■ **Texte extrait**:
<<<<

Le professeur Jean-François Guertin demande toujours à ses élèves inscrits au MBA pour cadres si le marketing crée des besoins. «Je les fais voter à froid et c'est souvent 50-50. C'est un débat très intense en émotions. On n'arrive jamais à l'unanimité», raconte-t-il. Et vous, qu'en pensez-vous? Pour alimenter votre réflexion, La Presse Affaires résume le débat.

NON

LES FABRICANTS NE CRÉENT PAS DE BESOINS

Tout est dans Maslow

Pour le professeur de marketing Jean-François Guertin, à l'Université de Sherbrooke, il ne fait pas de doute que tous les besoins se trouvent dans la fameuse pyramide de Maslow et qu'aucune entreprise, aussi brillante soit-elle, ne peut en rajouter. Avec leurs inventions, elles ne font que répondre à ces besoins universels qui demeurent toujours les mêmes, peu importe le pays et la décennie. Le téléphone cellulaire, par exemple, répond notamment à un besoin de sécurité, sur la route ou pour savoir où se trouve notre enfant. «On veut que les ados nous appellent, mais il n'y a plus de cabines téléphoniques! Est-ce que c'est le marketing qui a créé le besoin des cellulaires ou c'est Bell en enlevant ses cabines?»

>>>>

■ **Données fournies**:
<<<<

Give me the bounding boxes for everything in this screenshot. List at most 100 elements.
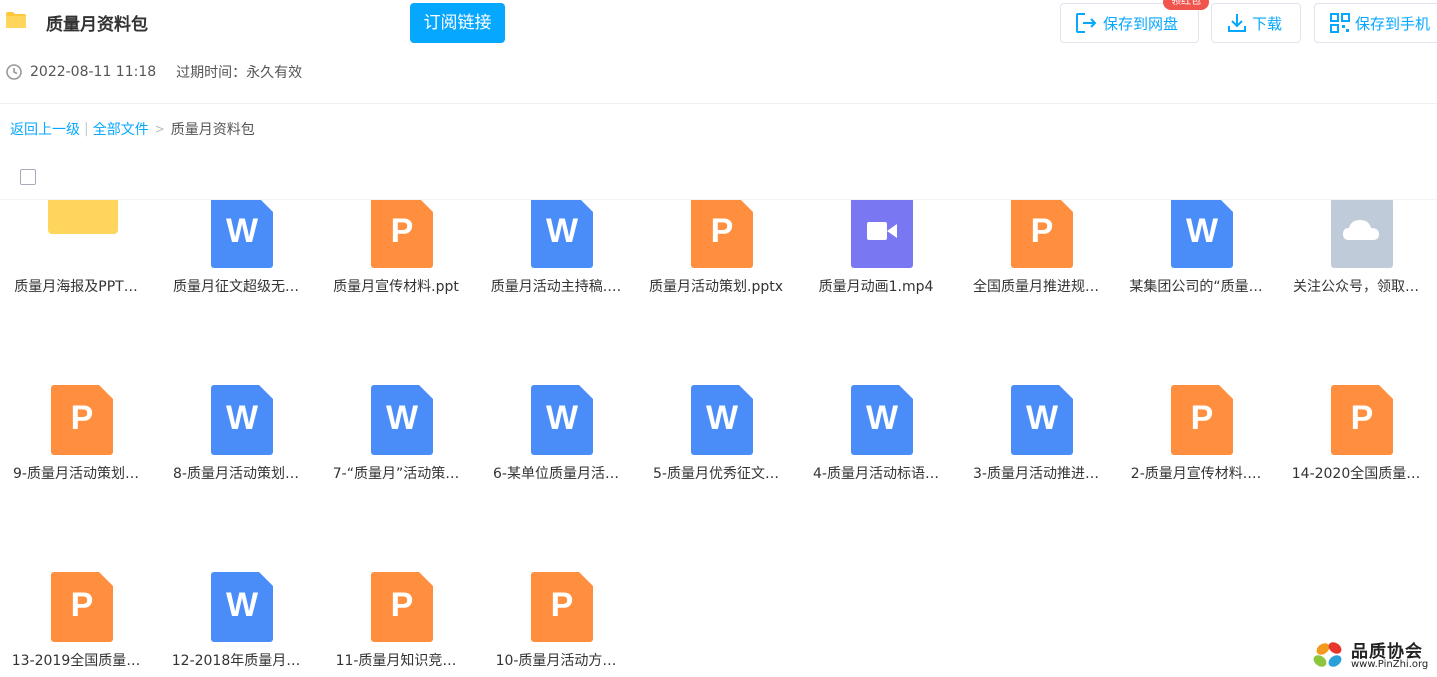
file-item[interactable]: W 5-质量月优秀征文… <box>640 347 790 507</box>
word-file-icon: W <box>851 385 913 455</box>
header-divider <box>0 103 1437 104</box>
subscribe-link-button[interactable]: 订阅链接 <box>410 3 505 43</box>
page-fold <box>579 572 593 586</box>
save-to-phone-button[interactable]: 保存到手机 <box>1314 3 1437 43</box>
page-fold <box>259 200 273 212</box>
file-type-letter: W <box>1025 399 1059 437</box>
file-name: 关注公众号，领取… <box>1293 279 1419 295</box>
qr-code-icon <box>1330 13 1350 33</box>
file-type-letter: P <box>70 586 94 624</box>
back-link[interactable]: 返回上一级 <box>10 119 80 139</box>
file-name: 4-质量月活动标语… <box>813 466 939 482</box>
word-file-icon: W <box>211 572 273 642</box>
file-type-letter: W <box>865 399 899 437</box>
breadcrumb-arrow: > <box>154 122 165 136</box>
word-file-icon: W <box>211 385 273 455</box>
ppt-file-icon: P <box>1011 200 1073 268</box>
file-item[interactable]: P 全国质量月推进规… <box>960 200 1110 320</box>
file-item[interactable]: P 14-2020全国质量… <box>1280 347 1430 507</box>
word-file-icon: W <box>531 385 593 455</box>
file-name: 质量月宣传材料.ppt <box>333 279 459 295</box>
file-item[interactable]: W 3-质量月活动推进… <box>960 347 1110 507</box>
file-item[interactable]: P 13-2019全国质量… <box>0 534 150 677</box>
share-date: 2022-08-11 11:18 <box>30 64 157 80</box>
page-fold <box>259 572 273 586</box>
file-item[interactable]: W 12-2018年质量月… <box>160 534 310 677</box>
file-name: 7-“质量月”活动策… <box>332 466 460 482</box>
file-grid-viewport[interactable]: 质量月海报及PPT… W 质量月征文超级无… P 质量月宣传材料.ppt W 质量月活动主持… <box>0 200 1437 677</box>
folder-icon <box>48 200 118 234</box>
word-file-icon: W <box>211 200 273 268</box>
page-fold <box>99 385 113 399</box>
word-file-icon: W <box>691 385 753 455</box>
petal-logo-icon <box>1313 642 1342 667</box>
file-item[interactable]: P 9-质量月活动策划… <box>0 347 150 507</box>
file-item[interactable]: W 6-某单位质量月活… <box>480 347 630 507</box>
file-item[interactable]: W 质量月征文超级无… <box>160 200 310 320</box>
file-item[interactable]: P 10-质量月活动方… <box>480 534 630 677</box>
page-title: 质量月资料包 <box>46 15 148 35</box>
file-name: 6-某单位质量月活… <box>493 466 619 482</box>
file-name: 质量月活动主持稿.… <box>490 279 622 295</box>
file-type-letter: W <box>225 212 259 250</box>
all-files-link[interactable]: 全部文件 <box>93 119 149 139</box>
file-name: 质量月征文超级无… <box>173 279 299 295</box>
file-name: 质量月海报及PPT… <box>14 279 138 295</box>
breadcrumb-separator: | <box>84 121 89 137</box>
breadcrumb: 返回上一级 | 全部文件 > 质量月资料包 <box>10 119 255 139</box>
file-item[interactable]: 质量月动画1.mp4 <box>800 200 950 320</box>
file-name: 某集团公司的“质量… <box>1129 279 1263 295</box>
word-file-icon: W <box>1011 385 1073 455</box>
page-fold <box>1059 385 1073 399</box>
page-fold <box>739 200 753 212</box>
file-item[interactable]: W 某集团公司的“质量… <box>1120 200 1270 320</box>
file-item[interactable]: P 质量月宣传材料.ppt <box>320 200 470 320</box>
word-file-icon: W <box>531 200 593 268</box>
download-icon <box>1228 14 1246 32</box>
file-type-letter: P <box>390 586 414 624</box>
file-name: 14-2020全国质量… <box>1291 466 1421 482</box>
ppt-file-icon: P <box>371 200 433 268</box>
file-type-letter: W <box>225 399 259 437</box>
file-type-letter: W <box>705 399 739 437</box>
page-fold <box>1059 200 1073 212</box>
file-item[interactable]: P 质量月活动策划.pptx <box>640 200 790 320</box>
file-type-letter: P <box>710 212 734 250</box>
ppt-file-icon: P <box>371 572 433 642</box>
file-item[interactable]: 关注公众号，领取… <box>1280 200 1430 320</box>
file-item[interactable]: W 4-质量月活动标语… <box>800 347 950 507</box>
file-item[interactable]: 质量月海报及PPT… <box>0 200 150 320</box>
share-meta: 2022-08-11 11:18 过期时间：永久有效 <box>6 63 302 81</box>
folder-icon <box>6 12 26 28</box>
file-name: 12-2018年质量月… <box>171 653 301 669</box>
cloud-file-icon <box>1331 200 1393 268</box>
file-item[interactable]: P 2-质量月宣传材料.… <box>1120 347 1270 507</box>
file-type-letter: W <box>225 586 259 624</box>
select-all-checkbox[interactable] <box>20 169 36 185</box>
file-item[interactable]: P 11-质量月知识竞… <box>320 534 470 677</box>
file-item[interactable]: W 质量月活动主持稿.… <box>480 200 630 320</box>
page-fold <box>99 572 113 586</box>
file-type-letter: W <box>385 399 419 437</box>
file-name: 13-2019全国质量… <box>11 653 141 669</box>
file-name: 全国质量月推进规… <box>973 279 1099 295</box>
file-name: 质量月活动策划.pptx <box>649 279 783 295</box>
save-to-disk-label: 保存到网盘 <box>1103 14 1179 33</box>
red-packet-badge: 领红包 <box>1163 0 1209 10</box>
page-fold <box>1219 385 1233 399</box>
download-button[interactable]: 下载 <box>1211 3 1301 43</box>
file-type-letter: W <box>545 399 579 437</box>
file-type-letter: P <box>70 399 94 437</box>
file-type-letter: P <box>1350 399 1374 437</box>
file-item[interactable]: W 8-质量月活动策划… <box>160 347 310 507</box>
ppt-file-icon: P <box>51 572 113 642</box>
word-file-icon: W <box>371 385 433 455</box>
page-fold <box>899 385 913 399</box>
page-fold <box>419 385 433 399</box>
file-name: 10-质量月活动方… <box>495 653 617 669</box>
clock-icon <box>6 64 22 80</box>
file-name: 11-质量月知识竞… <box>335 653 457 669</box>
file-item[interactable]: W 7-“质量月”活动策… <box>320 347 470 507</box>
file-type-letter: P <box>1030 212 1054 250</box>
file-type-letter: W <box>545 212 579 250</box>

>>>>
<<<<

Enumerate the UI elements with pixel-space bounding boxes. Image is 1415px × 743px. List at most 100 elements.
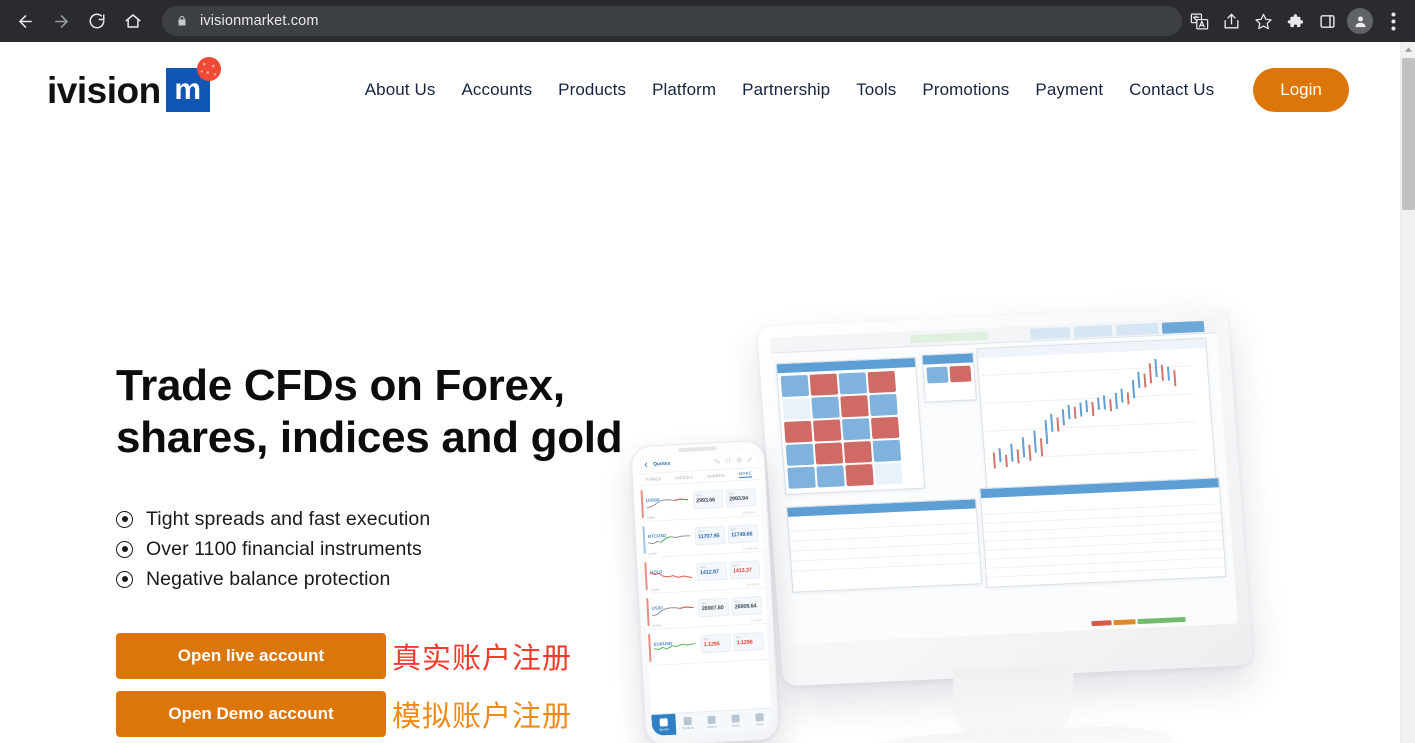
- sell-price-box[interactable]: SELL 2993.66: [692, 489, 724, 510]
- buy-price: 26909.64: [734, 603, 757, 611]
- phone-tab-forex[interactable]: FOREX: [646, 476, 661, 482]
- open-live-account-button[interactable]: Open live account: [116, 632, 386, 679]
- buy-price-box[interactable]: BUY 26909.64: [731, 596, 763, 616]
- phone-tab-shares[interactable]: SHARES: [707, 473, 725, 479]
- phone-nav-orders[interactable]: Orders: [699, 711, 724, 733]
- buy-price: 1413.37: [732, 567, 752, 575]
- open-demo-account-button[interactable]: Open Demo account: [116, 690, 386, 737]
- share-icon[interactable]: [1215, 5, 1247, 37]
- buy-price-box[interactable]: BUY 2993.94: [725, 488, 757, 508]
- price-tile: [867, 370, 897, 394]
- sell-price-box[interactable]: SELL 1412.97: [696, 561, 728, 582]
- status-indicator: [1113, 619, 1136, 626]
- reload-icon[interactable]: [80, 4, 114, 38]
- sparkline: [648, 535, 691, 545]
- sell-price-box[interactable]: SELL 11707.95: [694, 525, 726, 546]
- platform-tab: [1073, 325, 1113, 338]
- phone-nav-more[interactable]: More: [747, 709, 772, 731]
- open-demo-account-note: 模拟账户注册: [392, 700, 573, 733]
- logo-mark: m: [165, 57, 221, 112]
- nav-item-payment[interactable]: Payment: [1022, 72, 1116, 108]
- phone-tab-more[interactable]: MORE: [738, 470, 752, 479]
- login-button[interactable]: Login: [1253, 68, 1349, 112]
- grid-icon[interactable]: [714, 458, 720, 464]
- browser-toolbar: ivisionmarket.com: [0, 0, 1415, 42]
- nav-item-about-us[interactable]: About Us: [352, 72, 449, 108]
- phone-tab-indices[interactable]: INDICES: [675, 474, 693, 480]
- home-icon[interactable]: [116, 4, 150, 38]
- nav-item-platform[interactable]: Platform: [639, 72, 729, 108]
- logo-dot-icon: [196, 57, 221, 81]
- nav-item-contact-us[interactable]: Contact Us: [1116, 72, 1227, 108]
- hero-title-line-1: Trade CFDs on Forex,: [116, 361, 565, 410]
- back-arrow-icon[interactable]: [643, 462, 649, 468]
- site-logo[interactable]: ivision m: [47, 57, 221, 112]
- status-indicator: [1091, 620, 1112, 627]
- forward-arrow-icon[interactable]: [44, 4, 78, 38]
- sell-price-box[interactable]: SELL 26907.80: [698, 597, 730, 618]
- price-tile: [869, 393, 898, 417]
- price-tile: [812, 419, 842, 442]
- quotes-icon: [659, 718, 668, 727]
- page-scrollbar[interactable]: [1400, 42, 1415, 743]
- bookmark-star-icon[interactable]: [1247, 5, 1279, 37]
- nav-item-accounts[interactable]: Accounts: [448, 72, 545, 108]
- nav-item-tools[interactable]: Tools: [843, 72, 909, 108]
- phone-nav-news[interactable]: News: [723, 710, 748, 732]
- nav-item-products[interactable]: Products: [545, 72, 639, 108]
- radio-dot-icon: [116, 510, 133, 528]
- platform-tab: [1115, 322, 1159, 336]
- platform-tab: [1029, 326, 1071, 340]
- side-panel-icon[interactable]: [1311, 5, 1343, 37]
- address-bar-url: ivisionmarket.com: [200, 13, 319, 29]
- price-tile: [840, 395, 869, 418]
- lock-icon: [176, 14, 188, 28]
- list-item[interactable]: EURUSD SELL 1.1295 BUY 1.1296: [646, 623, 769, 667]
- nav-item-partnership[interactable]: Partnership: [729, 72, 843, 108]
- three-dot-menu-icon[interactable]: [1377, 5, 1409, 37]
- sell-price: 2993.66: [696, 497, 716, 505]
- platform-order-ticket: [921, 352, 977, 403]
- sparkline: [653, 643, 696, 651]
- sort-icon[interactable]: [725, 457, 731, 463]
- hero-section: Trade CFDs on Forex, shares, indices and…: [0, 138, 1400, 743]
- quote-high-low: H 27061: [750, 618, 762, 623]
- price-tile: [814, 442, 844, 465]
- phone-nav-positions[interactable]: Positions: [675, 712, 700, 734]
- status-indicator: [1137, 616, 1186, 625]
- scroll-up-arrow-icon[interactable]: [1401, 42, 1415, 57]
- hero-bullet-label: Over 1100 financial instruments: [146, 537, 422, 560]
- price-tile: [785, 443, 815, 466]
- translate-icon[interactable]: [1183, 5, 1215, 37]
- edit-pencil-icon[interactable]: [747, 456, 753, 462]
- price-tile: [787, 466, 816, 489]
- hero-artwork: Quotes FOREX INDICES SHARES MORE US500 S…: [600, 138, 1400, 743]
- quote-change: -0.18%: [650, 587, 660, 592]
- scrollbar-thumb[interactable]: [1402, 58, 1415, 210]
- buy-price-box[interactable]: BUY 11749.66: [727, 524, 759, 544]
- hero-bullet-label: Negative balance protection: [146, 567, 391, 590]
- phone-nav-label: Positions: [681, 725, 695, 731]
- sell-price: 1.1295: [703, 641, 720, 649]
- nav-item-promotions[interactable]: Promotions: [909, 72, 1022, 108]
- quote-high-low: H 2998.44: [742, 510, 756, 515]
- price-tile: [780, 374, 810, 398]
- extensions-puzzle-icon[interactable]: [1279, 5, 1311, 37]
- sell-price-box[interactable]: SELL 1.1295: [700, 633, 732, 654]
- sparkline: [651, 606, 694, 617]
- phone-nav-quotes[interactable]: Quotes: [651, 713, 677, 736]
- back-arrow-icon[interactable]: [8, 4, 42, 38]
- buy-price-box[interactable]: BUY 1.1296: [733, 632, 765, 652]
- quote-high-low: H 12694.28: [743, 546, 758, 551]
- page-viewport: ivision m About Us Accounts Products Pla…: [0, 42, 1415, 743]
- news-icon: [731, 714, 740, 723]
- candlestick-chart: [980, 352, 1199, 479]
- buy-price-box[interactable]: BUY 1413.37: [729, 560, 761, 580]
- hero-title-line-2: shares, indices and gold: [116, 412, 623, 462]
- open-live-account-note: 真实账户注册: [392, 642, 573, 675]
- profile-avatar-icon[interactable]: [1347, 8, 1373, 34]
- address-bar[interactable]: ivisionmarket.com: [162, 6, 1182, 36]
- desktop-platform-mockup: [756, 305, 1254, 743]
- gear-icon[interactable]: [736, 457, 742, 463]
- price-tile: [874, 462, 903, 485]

>>>>

■ **Consignes**:
a. Selon l'article, dans quelle université Jean-François Guertin enseigne-t-il le marketing?
b. Reproduisez l'article depuis «Le professeur Jean-François» jusqu'à «résume le débat.» inclusivement.
Seul l'article sert de référence, pas les données fournies.

■ **Réponses**:
a. À l'Université de Sherbrooke.

b.
Le professeur Jean-François Guertin demande toujours à ses élèves inscrits au MBA pour cadres si le marketing crée des besoins. «Je les fais voter à froid et c'est souvent 50-50. C'est un débat très intense en émotions. On n'arrive jamais à l'unanimité», raconte-t-il. Et vous, qu'en pensez-vous? Pour alimenter votre réflexion, La Presse Affaires résume le débat.